> WHAT THE TASK ASKS
List every line below containing "khác".

> PROVIDED DATA
● ● ● ● ●
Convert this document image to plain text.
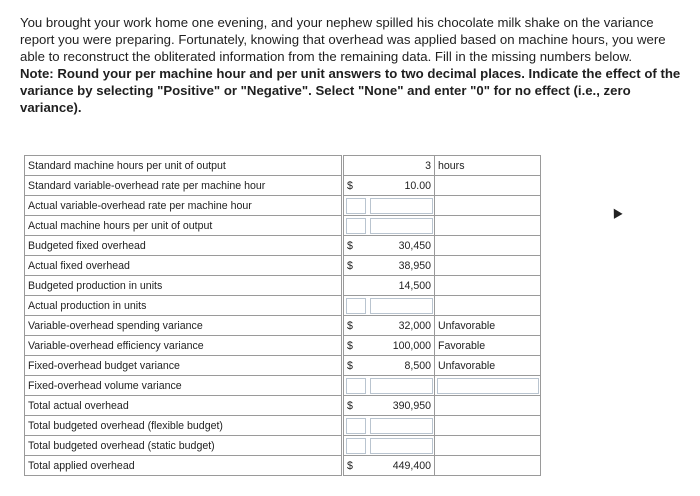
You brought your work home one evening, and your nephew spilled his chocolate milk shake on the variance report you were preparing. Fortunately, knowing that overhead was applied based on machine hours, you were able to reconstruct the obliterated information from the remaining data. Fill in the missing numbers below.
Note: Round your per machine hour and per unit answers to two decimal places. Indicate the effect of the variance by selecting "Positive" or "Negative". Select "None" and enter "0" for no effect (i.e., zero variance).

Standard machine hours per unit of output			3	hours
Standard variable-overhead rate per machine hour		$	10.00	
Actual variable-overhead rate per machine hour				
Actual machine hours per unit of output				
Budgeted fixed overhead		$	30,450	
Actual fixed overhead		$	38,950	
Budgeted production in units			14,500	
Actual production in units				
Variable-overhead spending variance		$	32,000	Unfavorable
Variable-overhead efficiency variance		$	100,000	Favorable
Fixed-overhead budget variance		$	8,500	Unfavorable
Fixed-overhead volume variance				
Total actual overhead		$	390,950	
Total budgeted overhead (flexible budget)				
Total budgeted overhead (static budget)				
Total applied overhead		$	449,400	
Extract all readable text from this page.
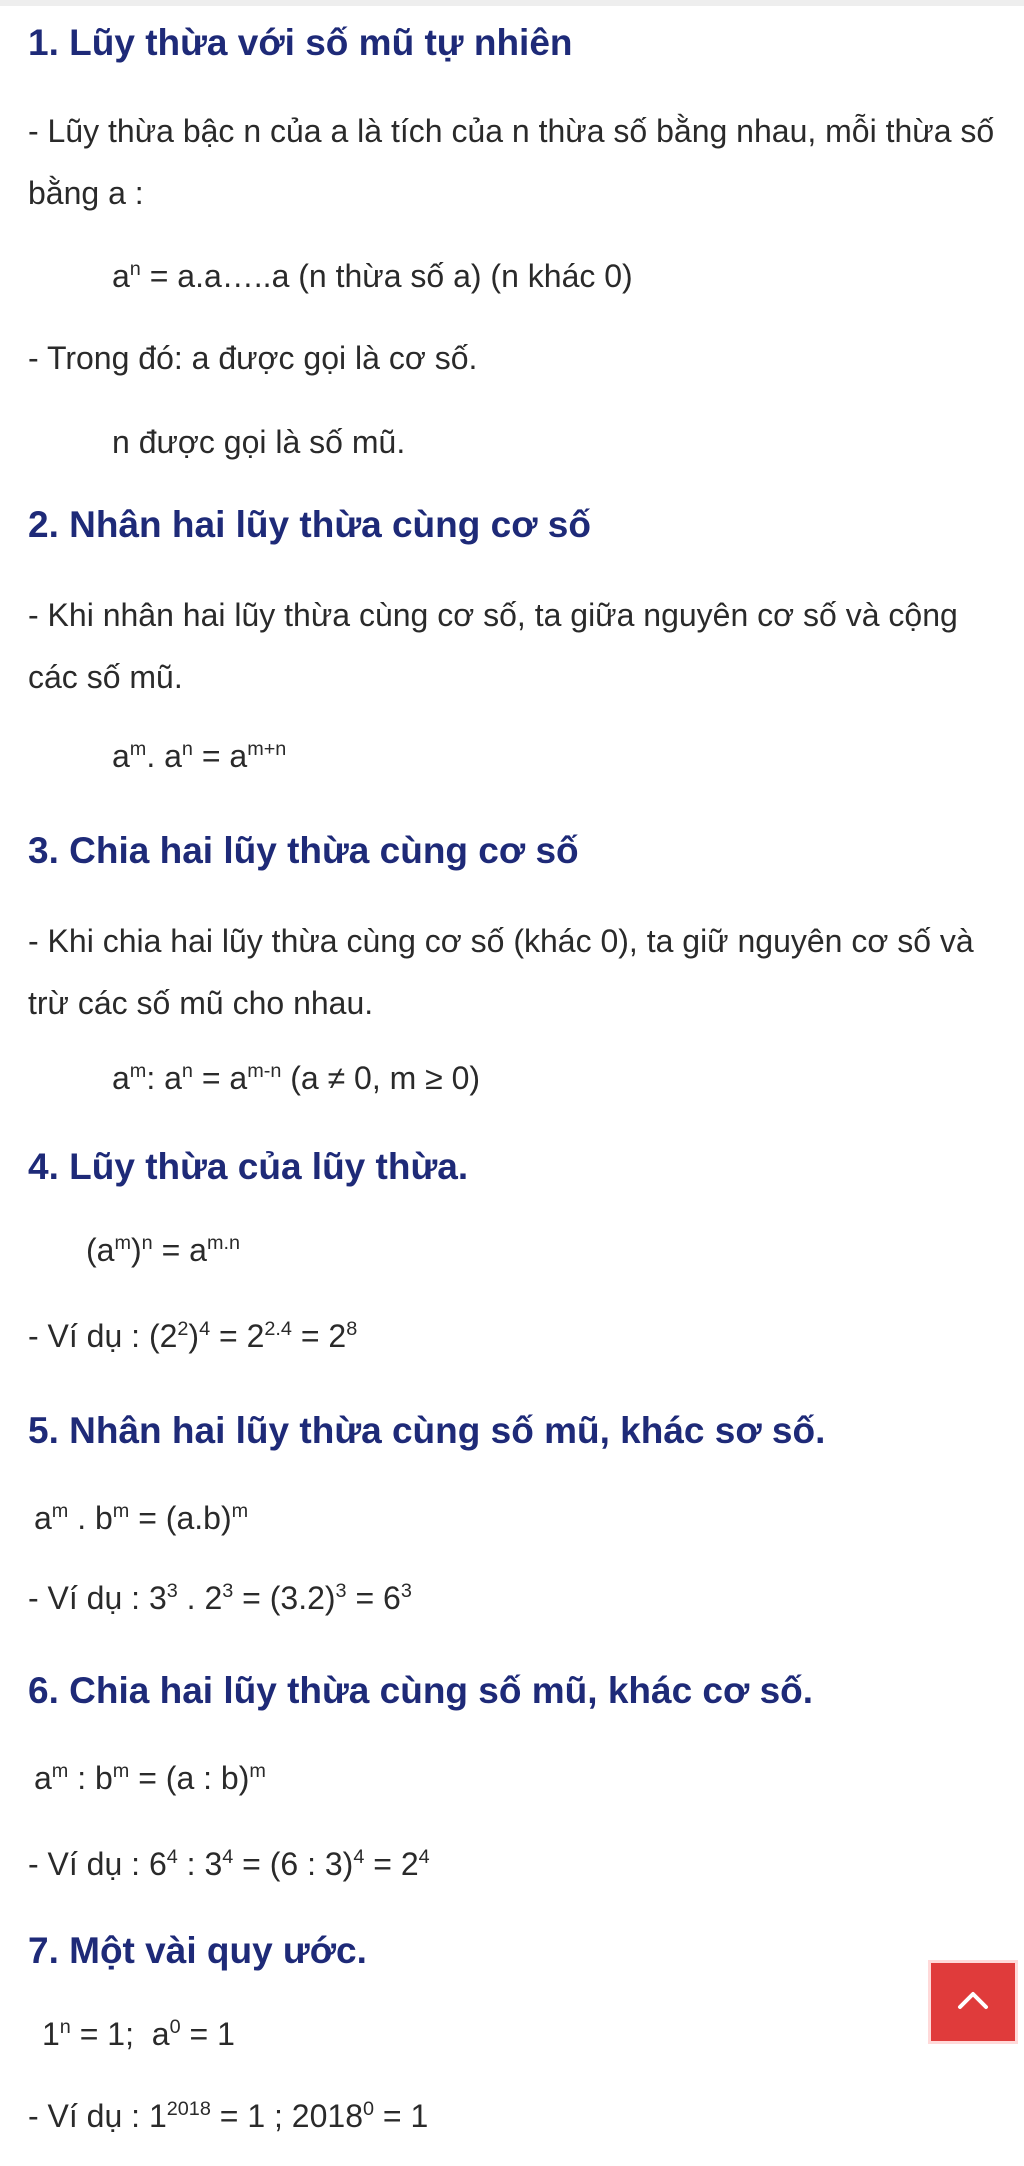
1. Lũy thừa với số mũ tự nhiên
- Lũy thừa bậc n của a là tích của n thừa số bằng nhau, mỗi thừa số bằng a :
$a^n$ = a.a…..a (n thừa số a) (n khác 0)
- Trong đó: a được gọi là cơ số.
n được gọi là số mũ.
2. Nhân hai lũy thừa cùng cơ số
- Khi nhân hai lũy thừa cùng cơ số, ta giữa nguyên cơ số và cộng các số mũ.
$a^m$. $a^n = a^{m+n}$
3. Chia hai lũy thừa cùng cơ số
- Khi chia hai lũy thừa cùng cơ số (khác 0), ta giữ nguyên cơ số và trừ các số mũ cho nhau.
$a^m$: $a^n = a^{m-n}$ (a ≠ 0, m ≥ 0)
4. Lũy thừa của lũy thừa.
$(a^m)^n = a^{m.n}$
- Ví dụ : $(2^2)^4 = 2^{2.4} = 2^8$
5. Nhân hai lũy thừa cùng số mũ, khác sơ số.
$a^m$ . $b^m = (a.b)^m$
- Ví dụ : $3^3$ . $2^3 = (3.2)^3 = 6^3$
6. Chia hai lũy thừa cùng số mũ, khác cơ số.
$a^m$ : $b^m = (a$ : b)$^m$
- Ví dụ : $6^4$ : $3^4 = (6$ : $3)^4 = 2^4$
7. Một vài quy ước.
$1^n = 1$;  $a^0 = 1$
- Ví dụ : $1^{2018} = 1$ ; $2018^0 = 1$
● ● ● ● ●
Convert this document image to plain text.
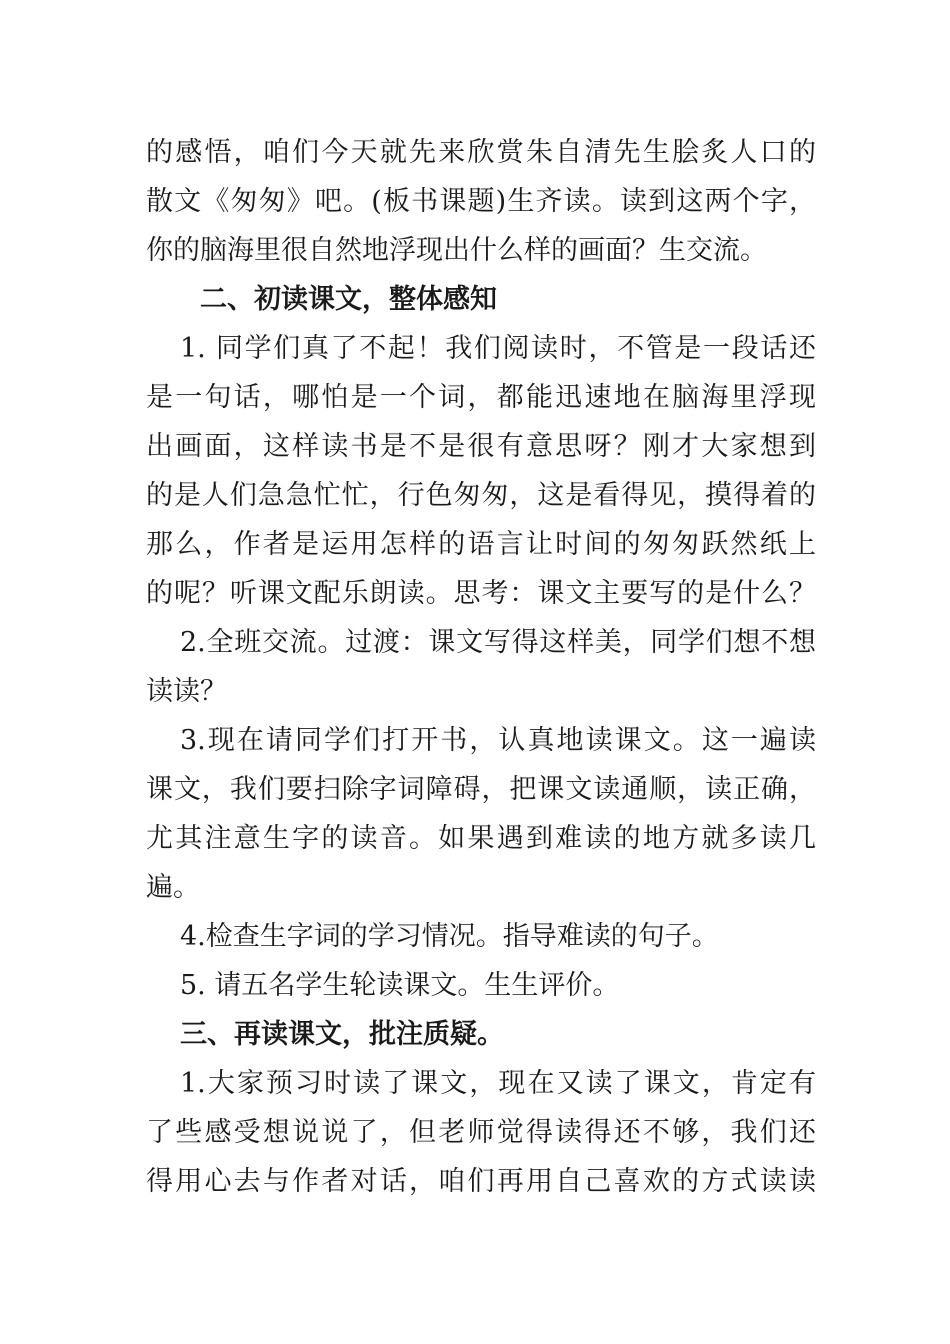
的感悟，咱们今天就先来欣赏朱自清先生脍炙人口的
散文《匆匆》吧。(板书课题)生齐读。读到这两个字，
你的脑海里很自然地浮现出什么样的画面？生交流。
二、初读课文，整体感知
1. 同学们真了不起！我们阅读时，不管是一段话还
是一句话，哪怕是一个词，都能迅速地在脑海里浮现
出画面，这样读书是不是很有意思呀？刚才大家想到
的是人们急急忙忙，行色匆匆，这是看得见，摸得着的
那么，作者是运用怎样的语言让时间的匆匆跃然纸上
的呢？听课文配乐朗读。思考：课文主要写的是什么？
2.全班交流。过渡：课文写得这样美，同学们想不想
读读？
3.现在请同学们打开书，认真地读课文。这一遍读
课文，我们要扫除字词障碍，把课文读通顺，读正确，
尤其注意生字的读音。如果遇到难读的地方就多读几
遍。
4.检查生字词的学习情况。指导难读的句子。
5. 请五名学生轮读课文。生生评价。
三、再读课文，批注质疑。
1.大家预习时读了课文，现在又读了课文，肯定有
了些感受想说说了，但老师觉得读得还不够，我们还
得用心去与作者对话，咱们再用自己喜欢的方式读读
● ● ● ● ●
> WORKED ANSWER
$a^n$ = a.a…..a (n thừa số a) (n khác 0)
- Khi chia hai lũy thừa cùng cơ số (khác 0), ta giữ nguyên cơ số và trừ các số mũ cho nhau.
5. Nhân hai lũy thừa cùng số mũ, khác sơ số.
6. Chia hai lũy thừa cùng số mũ, khác cơ số.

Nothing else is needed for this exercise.